● **Assignment**
The entries should be restated word for word.

● **Data listing**
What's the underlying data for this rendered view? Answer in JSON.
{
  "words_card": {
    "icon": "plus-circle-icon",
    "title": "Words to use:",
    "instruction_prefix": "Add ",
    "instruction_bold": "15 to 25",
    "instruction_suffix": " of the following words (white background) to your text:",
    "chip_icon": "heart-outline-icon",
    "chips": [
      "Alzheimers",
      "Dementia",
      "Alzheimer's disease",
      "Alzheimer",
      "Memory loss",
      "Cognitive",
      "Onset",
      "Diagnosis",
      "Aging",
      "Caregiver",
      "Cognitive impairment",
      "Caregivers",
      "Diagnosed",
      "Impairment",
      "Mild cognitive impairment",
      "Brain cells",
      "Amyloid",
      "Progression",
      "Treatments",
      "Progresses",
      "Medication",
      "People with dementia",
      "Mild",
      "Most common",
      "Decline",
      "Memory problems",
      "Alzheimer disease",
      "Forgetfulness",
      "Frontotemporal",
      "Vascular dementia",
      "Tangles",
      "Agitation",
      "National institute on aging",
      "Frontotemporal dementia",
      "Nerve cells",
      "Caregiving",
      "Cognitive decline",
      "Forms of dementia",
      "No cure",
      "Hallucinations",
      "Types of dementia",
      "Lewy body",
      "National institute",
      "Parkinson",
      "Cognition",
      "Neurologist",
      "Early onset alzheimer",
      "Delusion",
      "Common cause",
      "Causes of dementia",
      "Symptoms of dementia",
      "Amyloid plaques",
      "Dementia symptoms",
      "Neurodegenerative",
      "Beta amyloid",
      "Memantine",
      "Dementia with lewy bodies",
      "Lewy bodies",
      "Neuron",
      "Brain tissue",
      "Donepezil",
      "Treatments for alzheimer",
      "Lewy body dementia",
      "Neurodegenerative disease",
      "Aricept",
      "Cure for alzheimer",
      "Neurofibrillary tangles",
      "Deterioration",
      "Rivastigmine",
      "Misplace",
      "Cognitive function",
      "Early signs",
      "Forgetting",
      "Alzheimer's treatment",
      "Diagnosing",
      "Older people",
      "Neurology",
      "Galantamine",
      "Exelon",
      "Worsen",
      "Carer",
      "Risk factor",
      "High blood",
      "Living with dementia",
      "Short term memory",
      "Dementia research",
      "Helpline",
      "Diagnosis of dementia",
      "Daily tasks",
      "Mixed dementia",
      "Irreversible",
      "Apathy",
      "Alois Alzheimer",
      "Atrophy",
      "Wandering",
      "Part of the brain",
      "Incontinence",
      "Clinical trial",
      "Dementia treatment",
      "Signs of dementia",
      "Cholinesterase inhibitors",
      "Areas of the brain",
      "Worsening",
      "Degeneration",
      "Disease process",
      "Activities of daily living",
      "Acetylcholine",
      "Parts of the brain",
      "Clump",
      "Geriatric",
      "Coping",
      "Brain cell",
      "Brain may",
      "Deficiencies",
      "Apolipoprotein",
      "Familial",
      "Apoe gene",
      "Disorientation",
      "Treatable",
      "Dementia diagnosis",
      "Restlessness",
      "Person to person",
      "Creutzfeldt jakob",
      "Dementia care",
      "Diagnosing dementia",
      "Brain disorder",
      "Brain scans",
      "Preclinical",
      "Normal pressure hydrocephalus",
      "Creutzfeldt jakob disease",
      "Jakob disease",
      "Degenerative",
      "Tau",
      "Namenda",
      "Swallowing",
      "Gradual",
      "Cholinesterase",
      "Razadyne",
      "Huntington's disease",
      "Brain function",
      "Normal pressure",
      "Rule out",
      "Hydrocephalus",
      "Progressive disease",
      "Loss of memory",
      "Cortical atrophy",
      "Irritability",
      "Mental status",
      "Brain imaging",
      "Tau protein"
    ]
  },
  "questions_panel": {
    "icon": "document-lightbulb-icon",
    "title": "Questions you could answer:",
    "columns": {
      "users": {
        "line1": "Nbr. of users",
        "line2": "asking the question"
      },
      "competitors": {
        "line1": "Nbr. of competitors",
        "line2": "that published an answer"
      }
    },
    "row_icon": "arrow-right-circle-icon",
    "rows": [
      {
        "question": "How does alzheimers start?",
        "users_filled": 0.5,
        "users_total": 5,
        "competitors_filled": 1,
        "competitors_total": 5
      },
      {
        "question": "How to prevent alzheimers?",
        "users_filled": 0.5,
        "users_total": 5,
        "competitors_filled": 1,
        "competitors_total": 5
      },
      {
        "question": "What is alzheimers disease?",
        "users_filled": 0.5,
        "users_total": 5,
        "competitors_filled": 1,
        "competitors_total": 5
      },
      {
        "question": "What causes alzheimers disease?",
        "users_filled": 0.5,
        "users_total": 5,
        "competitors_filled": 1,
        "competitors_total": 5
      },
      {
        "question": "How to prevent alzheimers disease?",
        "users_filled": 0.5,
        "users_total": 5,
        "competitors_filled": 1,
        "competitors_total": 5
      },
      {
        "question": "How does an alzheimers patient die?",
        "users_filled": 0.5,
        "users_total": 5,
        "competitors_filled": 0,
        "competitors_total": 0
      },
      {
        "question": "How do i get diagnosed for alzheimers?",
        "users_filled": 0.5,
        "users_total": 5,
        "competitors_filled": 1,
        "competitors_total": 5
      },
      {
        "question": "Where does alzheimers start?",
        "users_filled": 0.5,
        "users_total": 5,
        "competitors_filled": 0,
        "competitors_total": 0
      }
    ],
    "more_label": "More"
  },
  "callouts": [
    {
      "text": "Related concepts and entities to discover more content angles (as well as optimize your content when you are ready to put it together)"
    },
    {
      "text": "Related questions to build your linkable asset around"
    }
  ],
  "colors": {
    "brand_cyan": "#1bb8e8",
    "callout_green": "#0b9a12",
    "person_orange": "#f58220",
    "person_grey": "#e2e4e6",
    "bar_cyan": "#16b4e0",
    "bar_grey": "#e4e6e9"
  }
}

● **Exercise answer**
What's the underlying data for this rendered view? Answer in JSON.
{
  "words_card": {
    "icon": "plus-circle-icon",
    "title": "Words to use:",
    "instruction_prefix": "Add ",
    "instruction_bold": "15 to 25",
    "instruction_suffix": " of the following words (white background) to your text:",
    "chip_icon": "heart-outline-icon",
    "chips": [
      "Alzheimers",
      "Dementia",
      "Alzheimer's disease",
      "Alzheimer",
      "Memory loss",
      "Cognitive",
      "Onset",
      "Diagnosis",
      "Aging",
      "Caregiver",
      "Cognitive impairment",
      "Caregivers",
      "Diagnosed",
      "Impairment",
      "Mild cognitive impairment",
      "Brain cells",
      "Amyloid",
      "Progression",
      "Treatments",
      "Progresses",
      "Medication",
      "People with dementia",
      "Mild",
      "Most common",
      "Decline",
      "Memory problems",
      "Alzheimer disease",
      "Forgetfulness",
      "Frontotemporal",
      "Vascular dementia",
      "Tangles",
      "Agitation",
      "National institute on aging",
      "Frontotemporal dementia",
      "Nerve cells",
      "Caregiving",
      "Cognitive decline",
      "Forms of dementia",
      "No cure",
      "Hallucinations",
      "Types of dementia",
      "Lewy body",
      "National institute",
      "Parkinson",
      "Cognition",
      "Neurologist",
      "Early onset alzheimer",
      "Delusion",
      "Common cause",
      "Causes of dementia",
      "Symptoms of dementia",
      "Amyloid plaques",
      "Dementia symptoms",
      "Neurodegenerative",
      "Beta amyloid",
      "Memantine",
      "Dementia with lewy bodies",
      "Lewy bodies",
      "Neuron",
      "Brain tissue",
      "Donepezil",
      "Treatments for alzheimer",
      "Lewy body dementia",
      "Neurodegenerative disease",
      "Aricept",
      "Cure for alzheimer",
      "Neurofibrillary tangles",
      "Deterioration",
      "Rivastigmine",
      "Misplace",
      "Cognitive function",
      "Early signs",
      "Forgetting",
      "Alzheimer's treatment",
      "Diagnosing",
      "Older people",
      "Neurology",
      "Galantamine",
      "Exelon",
      "Worsen",
      "Carer",
      "Risk factor",
      "High blood",
      "Living with dementia",
      "Short term memory",
      "Dementia research",
      "Helpline",
      "Diagnosis of dementia",
      "Daily tasks",
      "Mixed dementia",
      "Irreversible",
      "Apathy",
      "Alois Alzheimer",
      "Atrophy",
      "Wandering",
      "Part of the brain",
      "Incontinence",
      "Clinical trial",
      "Dementia treatment",
      "Signs of dementia",
      "Cholinesterase inhibitors",
      "Areas of the brain",
      "Worsening",
      "Degeneration",
      "Disease process",
      "Activities of daily living",
      "Acetylcholine",
      "Parts of the brain",
      "Clump",
      "Geriatric",
      "Coping",
      "Brain cell",
      "Brain may",
      "Deficiencies",
      "Apolipoprotein",
      "Familial",
      "Apoe gene",
      "Disorientation",
      "Treatable",
      "Dementia diagnosis",
      "Restlessness",
      "Person to person",
      "Creutzfeldt jakob",
      "Dementia care",
      "Diagnosing dementia",
      "Brain disorder",
      "Brain scans",
      "Preclinical",
      "Normal pressure hydrocephalus",
      "Creutzfeldt jakob disease",
      "Jakob disease",
      "Degenerative",
      "Tau",
      "Namenda",
      "Swallowing",
      "Gradual",
      "Cholinesterase",
      "Razadyne",
      "Huntington's disease",
      "Brain function",
      "Normal pressure",
      "Rule out",
      "Hydrocephalus",
      "Progressive disease",
      "Loss of memory",
      "Cortical atrophy",
      "Irritability",
      "Mental status",
      "Brain imaging",
      "Tau protein"
    ]
  },
  "questions_panel": {
    "icon": "document-lightbulb-icon",
    "title": "Questions you could answer:",
    "columns": {
      "users": {
        "line1": "Nbr. of users",
        "line2": "asking the question"
      },
      "competitors": {
        "line1": "Nbr. of competitors",
        "line2": "that published an answer"
      }
    },
    "row_icon": "arrow-right-circle-icon",
    "rows": [
      {
        "question": "How does alzheimers start?",
        "users_filled": 0.5,
        "users_total": 5,
        "competitors_filled": 1,
        "competitors_total": 5
      },
      {
        "question": "How to prevent alzheimers?",
        "users_filled": 0.5,
        "users_total": 5,
        "competitors_filled": 1,
        "competitors_total": 5
      },
      {
        "question": "What is alzheimers disease?",
        "users_filled": 0.5,
        "users_total": 5,
        "competitors_filled": 1,
        "competitors_total": 5
      },
      {
        "question": "What causes alzheimers disease?",
        "users_filled": 0.5,
        "users_total": 5,
        "competitors_filled": 1,
        "competitors_total": 5
      },
      {
        "question": "How to prevent alzheimers disease?",
        "users_filled": 0.5,
        "users_total": 5,
        "competitors_filled": 1,
        "competitors_total": 5
      },
      {
        "question": "How does an alzheimers patient die?",
        "users_filled": 0.5,
        "users_total": 5,
        "competitors_filled": 0,
        "competitors_total": 0
      },
      {
        "question": "How do i get diagnosed for alzheimers?",
        "users_filled": 0.5,
        "users_total": 5,
        "competitors_filled": 1,
        "competitors_total": 5
      },
      {
        "question": "Where does alzheimers start?",
        "users_filled": 0.5,
        "users_total": 5,
        "competitors_filled": 0,
        "competitors_total": 0
      }
    ],
    "more_label": "More"
  },
  "callouts": [
    {
      "text": "Related concepts and entities to discover more content angles (as well as optimize your content when you are ready to put it together)"
    },
    {
      "text": "Related questions to build your linkable asset around"
    }
  ],
  "colors": {
    "brand_cyan": "#1bb8e8",
    "callout_green": "#0b9a12",
    "person_orange": "#f58220",
    "person_grey": "#e2e4e6",
    "bar_cyan": "#16b4e0",
    "bar_grey": "#e4e6e9"
  }
}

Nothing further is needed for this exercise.